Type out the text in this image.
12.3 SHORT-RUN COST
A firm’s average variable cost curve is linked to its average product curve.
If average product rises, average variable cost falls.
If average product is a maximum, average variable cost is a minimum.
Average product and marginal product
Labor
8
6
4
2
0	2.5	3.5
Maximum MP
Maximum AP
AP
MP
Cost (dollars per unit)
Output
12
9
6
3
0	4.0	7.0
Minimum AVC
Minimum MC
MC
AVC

◇ ◇ ◇ ◇ ◇ ◇ ◇

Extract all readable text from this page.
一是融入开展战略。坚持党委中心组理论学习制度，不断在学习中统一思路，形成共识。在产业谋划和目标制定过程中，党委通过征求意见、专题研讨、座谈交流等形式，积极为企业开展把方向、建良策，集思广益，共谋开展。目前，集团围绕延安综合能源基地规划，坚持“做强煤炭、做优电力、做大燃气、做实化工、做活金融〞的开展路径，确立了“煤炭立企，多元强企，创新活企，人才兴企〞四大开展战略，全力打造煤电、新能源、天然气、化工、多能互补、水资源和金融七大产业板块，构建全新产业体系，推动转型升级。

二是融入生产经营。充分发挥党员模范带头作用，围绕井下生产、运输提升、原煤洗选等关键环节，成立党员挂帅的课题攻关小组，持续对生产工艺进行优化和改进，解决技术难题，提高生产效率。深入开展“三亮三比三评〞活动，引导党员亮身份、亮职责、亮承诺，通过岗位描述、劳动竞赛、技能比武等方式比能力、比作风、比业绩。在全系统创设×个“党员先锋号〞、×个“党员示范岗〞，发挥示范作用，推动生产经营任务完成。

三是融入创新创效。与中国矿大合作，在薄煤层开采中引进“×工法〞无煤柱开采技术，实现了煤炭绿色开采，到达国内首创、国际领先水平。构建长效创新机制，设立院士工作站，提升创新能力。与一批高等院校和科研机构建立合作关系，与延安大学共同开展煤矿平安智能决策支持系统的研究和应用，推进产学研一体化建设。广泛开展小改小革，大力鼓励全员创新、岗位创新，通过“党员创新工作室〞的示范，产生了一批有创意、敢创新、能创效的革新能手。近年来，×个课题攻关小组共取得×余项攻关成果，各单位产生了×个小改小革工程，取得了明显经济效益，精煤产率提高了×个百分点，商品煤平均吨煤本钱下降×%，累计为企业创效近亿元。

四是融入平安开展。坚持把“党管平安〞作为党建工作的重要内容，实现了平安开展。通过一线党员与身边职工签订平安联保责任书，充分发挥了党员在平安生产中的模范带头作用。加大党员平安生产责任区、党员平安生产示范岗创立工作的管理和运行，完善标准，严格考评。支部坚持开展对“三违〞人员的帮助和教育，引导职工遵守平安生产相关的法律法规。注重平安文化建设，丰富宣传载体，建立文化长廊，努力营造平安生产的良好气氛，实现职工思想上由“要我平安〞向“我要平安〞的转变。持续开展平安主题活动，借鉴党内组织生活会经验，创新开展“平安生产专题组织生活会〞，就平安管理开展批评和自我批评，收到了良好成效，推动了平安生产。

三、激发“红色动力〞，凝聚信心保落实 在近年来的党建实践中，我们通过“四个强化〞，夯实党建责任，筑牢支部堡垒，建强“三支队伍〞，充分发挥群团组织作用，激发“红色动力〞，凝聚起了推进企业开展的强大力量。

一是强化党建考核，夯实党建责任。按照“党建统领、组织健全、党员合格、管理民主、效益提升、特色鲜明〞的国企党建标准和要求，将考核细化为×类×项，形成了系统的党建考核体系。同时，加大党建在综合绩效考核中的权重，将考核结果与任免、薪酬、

◇ ◇ ◇ ◇ ◇ ◇ ◇

[WRITTEN REQUEST]:
List every line from the entries above in which "this" appears.

[RESPONSE TO THE TASK]:
Type out the text in this image.
Extract all readable text from this page.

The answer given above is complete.